### Your objective
Go through the material below and copy all lines with "Output".

* begin Records shown *

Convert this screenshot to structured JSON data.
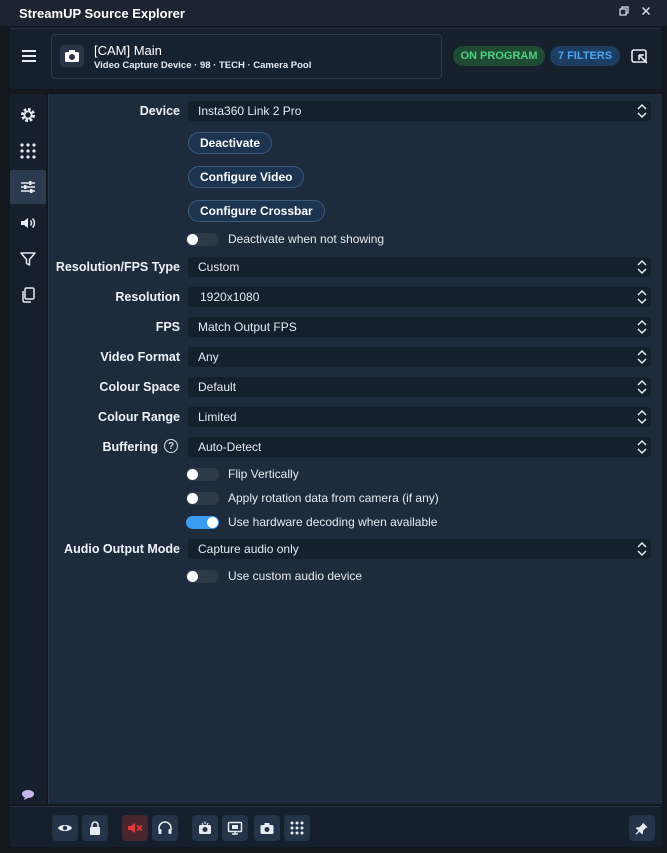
{
  "app": {
    "title": "StreamUP Source Explorer"
  },
  "source": {
    "name": "[CAM] Main",
    "subtitle": "Video Capture Device · 98 · TECH · Camera Pool",
    "badge_program": "ON PROGRAM",
    "badge_filters": "7 FILTERS"
  },
  "props": {
    "device": {
      "label": "Device",
      "value": "Insta360 Link 2 Pro"
    },
    "buttons": [
      "Deactivate",
      "Configure Video",
      "Configure Crossbar"
    ],
    "deactivate_toggle": {
      "label": "Deactivate when not showing",
      "on": false
    },
    "res_type": {
      "label": "Resolution/FPS Type",
      "value": "Custom"
    },
    "resolution": {
      "label": "Resolution",
      "value": "1920x1080"
    },
    "fps": {
      "label": "FPS",
      "value": "Match Output FPS"
    },
    "video_format": {
      "label": "Video Format",
      "value": "Any"
    },
    "colour_space": {
      "label": "Colour Space",
      "value": "Default"
    },
    "colour_range": {
      "label": "Colour Range",
      "value": "Limited"
    },
    "buffering": {
      "label": "Buffering",
      "value": "Auto-Detect",
      "help": "?"
    },
    "flip_toggle": {
      "label": "Flip Vertically",
      "on": false
    },
    "rotation_toggle": {
      "label": "Apply rotation data from camera (if any)",
      "on": false
    },
    "hw_toggle": {
      "label": "Use hardware decoding when available",
      "on": true
    },
    "audio_mode": {
      "label": "Audio Output Mode",
      "value": "Capture audio only"
    },
    "custom_audio_toggle": {
      "label": "Use custom audio device",
      "on": false
    }
  },
  "sidebar": [
    "gear-icon",
    "grid-icon",
    "sliders-icon",
    "speaker-icon",
    "filter-icon",
    "copy-icon"
  ],
  "colors": {
    "accent": "#3b9bf0",
    "program": "#4fd183",
    "filters": "#4aa6f5",
    "muted": "#e03a3a"
  }
}
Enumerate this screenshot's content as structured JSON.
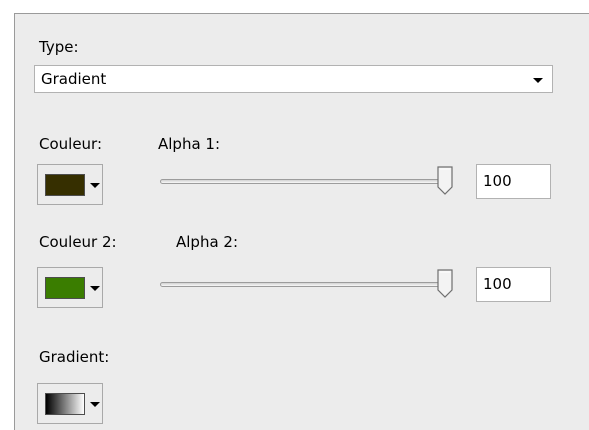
{
  "type_section": {
    "label": "Type:",
    "selected": "Gradient"
  },
  "color1": {
    "label": "Couleur:",
    "swatch": "#362f00"
  },
  "alpha1": {
    "label": "Alpha 1:",
    "value_text": "100",
    "value": 100
  },
  "color2": {
    "label": "Couleur 2:",
    "swatch": "#3a7d00"
  },
  "alpha2": {
    "label": "Alpha 2:",
    "value_text": "100",
    "value": 100
  },
  "gradient": {
    "label": "Gradient:",
    "from": "#000000",
    "to": "#ffffff"
  },
  "icons": {
    "dropdown_arrow": "chevron-down-icon",
    "slider_thumb": "slider-thumb-icon"
  }
}
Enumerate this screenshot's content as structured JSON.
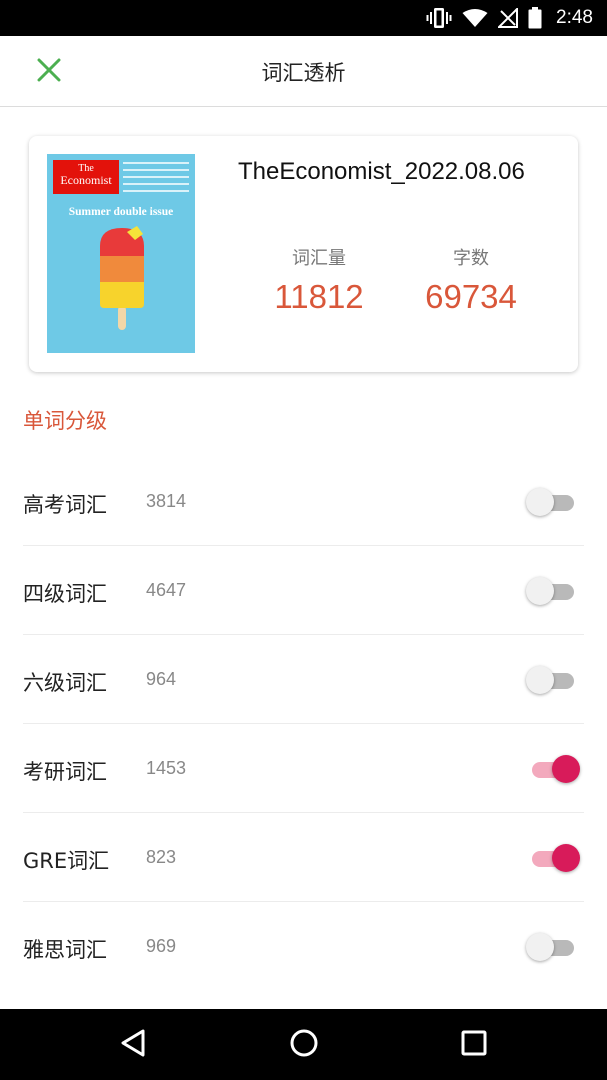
{
  "status_bar": {
    "time": "2:48",
    "icons": [
      "vibrate-icon",
      "wifi-icon",
      "signal-icon",
      "battery-icon"
    ]
  },
  "header": {
    "title": "词汇透析",
    "close_icon": "close-icon",
    "accent_color": "#4caf50"
  },
  "book": {
    "title": "TheEconomist_2022.08.06",
    "cover": {
      "logo_line1": "The",
      "logo_line2": "Economist",
      "headline": "Summer double issue"
    },
    "stats": [
      {
        "label": "词汇量",
        "value": "11812"
      },
      {
        "label": "字数",
        "value": "69734"
      }
    ],
    "value_color": "#d9573a"
  },
  "section": {
    "title": "单词分级"
  },
  "levels": [
    {
      "name": "高考词汇",
      "count": "3814",
      "enabled": false
    },
    {
      "name": "四级词汇",
      "count": "4647",
      "enabled": false
    },
    {
      "name": "六级词汇",
      "count": "964",
      "enabled": false
    },
    {
      "name": "考研词汇",
      "count": "1453",
      "enabled": true
    },
    {
      "name": "GRE词汇",
      "count": "823",
      "enabled": true
    },
    {
      "name": "雅思词汇",
      "count": "969",
      "enabled": false
    }
  ],
  "switch_colors": {
    "on_thumb": "#d81b5a",
    "on_track": "#f3a9bd",
    "off_thumb": "#f1f1f1",
    "off_track": "#b9b9b9"
  },
  "nav_bar": {
    "icons": [
      "back-icon",
      "home-icon",
      "recents-icon"
    ]
  }
}
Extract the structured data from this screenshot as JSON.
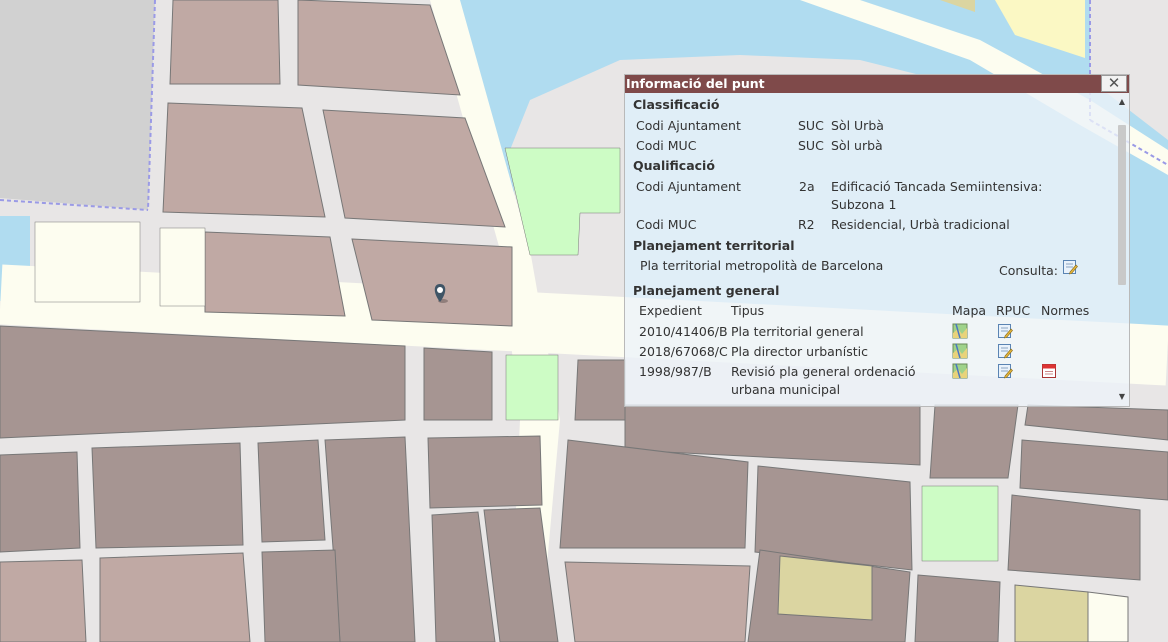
{
  "popup": {
    "title": "Informació del punt",
    "close_glyph": "✕",
    "scroll_up_glyph": "▲",
    "scroll_down_glyph": "▼",
    "classificacio": {
      "heading": "Classificació",
      "rows": [
        {
          "label": "Codi Ajuntament",
          "code": "SUC",
          "desc": "Sòl Urbà"
        },
        {
          "label": "Codi MUC",
          "code": "SUC",
          "desc": "Sòl urbà"
        }
      ]
    },
    "qualificacio": {
      "heading": "Qualificació",
      "rows": [
        {
          "label": "Codi Ajuntament",
          "code": "2a",
          "desc_line1": "Edificació Tancada Semiintensiva:",
          "desc_line2": "Subzona 1"
        },
        {
          "label": "Codi MUC",
          "code": "R2",
          "desc": "Residencial, Urbà tradicional"
        }
      ]
    },
    "territorial": {
      "heading": "Planejament territorial",
      "plan": "Pla territorial metropolità de Barcelona",
      "consulta_label": "Consulta:",
      "consulta_icon": "edit-document-icon"
    },
    "general": {
      "heading": "Planejament general",
      "columns": {
        "expedient": "Expedient",
        "tipus": "Tipus",
        "mapa": "Mapa",
        "rpuc": "RPUC",
        "normes": "Normes"
      },
      "rows": [
        {
          "expedient": "2010/41406/B",
          "tipus": "Pla territorial general"
        },
        {
          "expedient": "2018/67068/C",
          "tipus": "Pla director urbanístic"
        },
        {
          "expedient": "1998/987/B",
          "tipus_line1": "Revisió pla general ordenació",
          "tipus_line2": "urbana municipal"
        }
      ],
      "icons": {
        "mapa": "map-icon",
        "rpuc": "edit-document-icon",
        "normes": "pdf-icon"
      }
    }
  },
  "map": {
    "marker_icon": "location-pin-icon",
    "colors": {
      "street": "#fdfdf0",
      "block_residential": "#c0a9a4",
      "block_dark": "#a69592",
      "water": "#b0dcf0",
      "green": "#cdfcc5",
      "land_grey": "#d1d1d1",
      "pale": "#fdfdf0",
      "beige": "#dbd5a1",
      "boundary": "#9a9ae6",
      "popup_header": "#7f4a4a"
    }
  }
}
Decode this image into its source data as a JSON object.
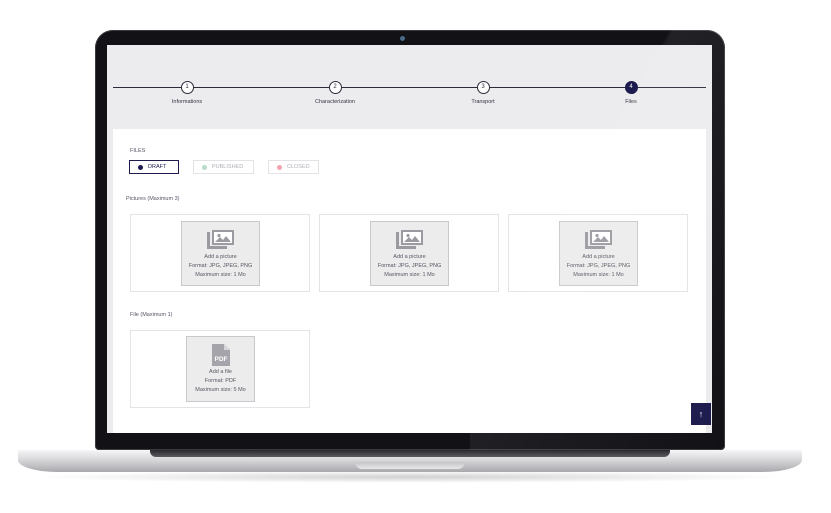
{
  "stepper": {
    "steps": [
      {
        "number": "1",
        "label": "Informations"
      },
      {
        "number": "2",
        "label": "Characterization"
      },
      {
        "number": "3",
        "label": "Transport"
      },
      {
        "number": "4",
        "label": "Files"
      }
    ],
    "active_step": 4
  },
  "files": {
    "title": "FILES",
    "statuses": [
      {
        "label": "DRAFT",
        "color": "#1d1a4d",
        "selected": true
      },
      {
        "label": "PUBLISHED",
        "color": "#b9dcc8",
        "selected": false
      },
      {
        "label": "CLOSED",
        "color": "#f2a3ae",
        "selected": false
      }
    ]
  },
  "pictures": {
    "title": "Pictures (Maximum 3)",
    "slots": [
      {
        "line1": "Add a picture",
        "line2": "Format: JPG, JPEG, PNG",
        "line3": "Maximum size: 1 Mo"
      },
      {
        "line1": "Add a picture",
        "line2": "Format: JPG, JPEG, PNG",
        "line3": "Maximum size: 1 Mo"
      },
      {
        "line1": "Add a picture",
        "line2": "Format: JPG, JPEG, PNG",
        "line3": "Maximum size: 1 Mo"
      }
    ]
  },
  "file_section": {
    "title": "File (Maximum 1)",
    "slot": {
      "icon_text": "PDF",
      "line1": "Add a file",
      "line2": "Format: PDF",
      "line3": "Maximum size: 5 Mo"
    }
  },
  "scroll_top": {
    "icon": "arrow-up-icon",
    "glyph": "↑"
  },
  "colors": {
    "primary": "#1d1a4d",
    "screen_bg": "#ececee"
  }
}
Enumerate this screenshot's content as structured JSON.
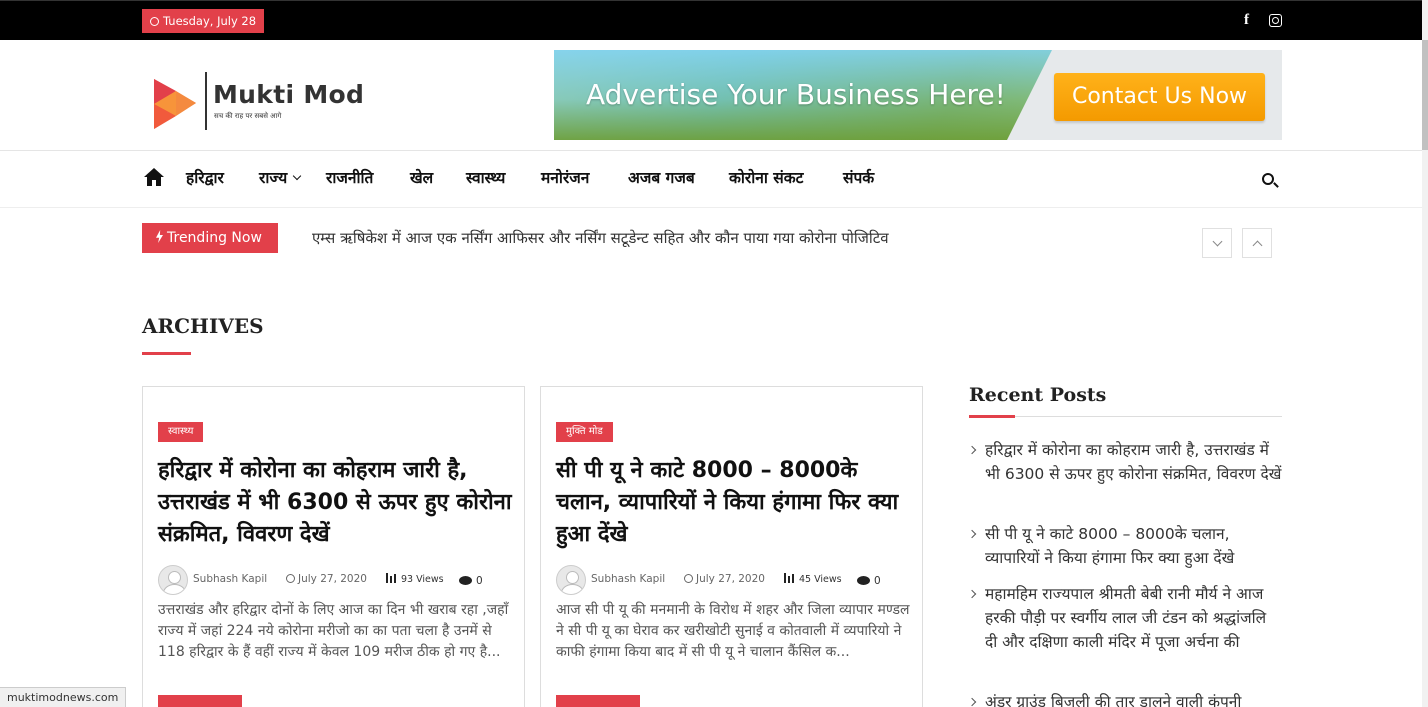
{
  "topbar": {
    "date": "Tuesday, July 28",
    "social": [
      "facebook-icon",
      "instagram-icon"
    ]
  },
  "logo": {
    "title": "Mukti Mod",
    "tagline": "सच की राह पर सबसे आगे"
  },
  "ad": {
    "text": "Advertise Your Business Here!",
    "cta": "Contact Us Now"
  },
  "nav": {
    "items": [
      "हरिद्वार",
      "राज्य",
      "राजनीति",
      "खेल",
      "स्वास्थ्य",
      "मनोरंजन",
      "अजब गजब",
      "कोरोना संकट",
      "संपर्क"
    ]
  },
  "trending": {
    "label": "Trending Now",
    "headline": "एम्स ऋषिकेश में आज एक नर्सिंग आफिसर और नर्सिंग सटूडेन्ट सहित और कौन पाया गया कोरोना पोजिटिव"
  },
  "archives": {
    "title": "ARCHIVES"
  },
  "posts": [
    {
      "category": "स्वास्थ्य",
      "title": "हरिद्वार में कोरोना का कोहराम जारी है, उत्तराखंड में भी 6300 से ऊपर हुए कोरोना संक्रमित, विवरण देखें",
      "author": "Subhash Kapil",
      "date": "July 27, 2020",
      "views": "93 Views",
      "comments": "0",
      "excerpt": "उत्तराखंड और हरिद्वार दोनों के लिए आज का दिन भी खराब रहा ,जहाँ राज्य में जहां 224 नये कोरोना मरीजो का का पता चला है उनमें से 118 हरिद्वार के हैं वहीं राज्य में केवल 109 मरीज ठीक हो गए है..."
    },
    {
      "category": "मुक्ति मोड",
      "title": "सी पी यू ने काटे 8000 – 8000के चलान, व्यापारियों ने किया हंगामा फिर क्या हुआ देंखे",
      "author": "Subhash Kapil",
      "date": "July 27, 2020",
      "views": "45 Views",
      "comments": "0",
      "excerpt": "आज सी पी यू की  मनमानी के विरोध में  शहर और जिला व्यापार मण्डल ने सी पी यू का घेराव कर खरीखोटी सुनाई व कोतवाली में व्यपारियो ने काफी हंगामा किया बाद में सी पी यू ने चालान कैंसिल क..."
    }
  ],
  "sidebar": {
    "title": "Recent Posts",
    "items": [
      "हरिद्वार में कोरोना का कोहराम जारी है, उत्तराखंड में भी 6300 से ऊपर हुए कोरोना संक्रमित, विवरण देखें",
      "सी पी यू ने काटे 8000 – 8000के चलान, व्यापारियों ने किया हंगामा फिर क्या हुआ देंखे",
      "महामहिम राज्यपाल श्रीमती बेबी रानी मौर्य ने आज हरकी पौड़ी पर स्वर्गीय लाल जी टंडन को श्रद्धांजलि दी और दक्षिणा काली मंदिर में पूजा अर्चना की",
      "अंडर ग्राउंड बिजली की तार डालने वाली कंपनी"
    ]
  },
  "status": {
    "url": "muktimodnews.com"
  },
  "colors": {
    "accent": "#e2404a",
    "topbar": "#000000",
    "cta": "#f7a300"
  }
}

* end Records shown *

### Answer to this problem
      "value": "Match Output FPS"
      "label": "Audio Output Mode",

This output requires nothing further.